* [EXERCISE AIM]
Using the data beneath, show every line that includes the word "据此完成".

Items from a dataset
----

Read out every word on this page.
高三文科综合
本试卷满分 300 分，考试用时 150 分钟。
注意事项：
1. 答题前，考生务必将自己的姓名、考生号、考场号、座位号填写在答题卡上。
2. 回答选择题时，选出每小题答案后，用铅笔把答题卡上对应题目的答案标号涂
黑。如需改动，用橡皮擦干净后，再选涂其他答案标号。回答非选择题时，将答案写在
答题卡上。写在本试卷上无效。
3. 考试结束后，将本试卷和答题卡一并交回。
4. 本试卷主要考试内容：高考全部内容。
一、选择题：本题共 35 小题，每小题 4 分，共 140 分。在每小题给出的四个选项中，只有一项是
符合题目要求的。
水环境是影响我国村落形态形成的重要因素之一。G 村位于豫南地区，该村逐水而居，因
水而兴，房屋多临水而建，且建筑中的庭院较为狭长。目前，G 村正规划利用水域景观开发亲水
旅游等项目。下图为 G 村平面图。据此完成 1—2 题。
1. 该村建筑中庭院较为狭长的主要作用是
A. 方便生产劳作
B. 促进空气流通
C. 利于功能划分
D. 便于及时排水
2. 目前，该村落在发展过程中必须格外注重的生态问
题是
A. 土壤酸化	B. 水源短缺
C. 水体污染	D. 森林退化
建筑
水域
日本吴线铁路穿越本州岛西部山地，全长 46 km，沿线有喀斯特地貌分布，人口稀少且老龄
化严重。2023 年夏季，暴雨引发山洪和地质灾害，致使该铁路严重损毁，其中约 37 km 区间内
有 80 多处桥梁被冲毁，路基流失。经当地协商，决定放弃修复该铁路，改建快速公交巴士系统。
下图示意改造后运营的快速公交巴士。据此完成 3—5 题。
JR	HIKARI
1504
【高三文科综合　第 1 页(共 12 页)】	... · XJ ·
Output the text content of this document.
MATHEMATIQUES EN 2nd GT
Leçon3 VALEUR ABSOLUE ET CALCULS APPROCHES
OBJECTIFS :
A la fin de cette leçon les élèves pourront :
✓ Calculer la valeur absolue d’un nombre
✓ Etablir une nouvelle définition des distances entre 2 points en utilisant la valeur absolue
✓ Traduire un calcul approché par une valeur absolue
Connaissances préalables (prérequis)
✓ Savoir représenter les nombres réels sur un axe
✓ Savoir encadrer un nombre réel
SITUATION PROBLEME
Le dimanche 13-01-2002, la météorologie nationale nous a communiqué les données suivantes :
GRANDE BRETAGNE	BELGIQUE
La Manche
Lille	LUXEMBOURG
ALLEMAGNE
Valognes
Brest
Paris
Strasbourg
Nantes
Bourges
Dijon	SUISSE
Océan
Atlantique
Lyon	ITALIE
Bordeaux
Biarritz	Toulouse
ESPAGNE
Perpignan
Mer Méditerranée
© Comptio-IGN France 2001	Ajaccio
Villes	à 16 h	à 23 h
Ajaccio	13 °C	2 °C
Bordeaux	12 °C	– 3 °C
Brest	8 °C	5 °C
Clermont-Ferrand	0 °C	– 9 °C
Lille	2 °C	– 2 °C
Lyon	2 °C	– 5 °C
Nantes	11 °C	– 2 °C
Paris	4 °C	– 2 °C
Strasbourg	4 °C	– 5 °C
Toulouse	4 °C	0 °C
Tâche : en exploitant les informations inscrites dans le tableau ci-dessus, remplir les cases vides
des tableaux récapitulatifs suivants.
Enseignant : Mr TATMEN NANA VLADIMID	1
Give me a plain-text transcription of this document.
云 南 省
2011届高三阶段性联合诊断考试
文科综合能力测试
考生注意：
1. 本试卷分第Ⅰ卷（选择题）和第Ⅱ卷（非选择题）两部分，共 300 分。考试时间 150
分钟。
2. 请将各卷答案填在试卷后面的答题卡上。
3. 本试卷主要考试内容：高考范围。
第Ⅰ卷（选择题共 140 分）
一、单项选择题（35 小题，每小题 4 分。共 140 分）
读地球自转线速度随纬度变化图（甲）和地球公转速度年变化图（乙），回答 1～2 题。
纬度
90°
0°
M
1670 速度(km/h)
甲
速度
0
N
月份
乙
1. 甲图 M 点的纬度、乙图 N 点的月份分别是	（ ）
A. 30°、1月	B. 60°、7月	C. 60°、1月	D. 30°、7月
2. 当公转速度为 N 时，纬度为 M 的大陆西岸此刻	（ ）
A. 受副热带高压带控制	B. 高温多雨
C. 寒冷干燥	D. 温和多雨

----

* [IN RESPONSE]
旅游等项目。下图为 G 村平面图。据此完成 1—2 题。
下图示意改造后运营的快速公交巴士。据此完成 3—5 题。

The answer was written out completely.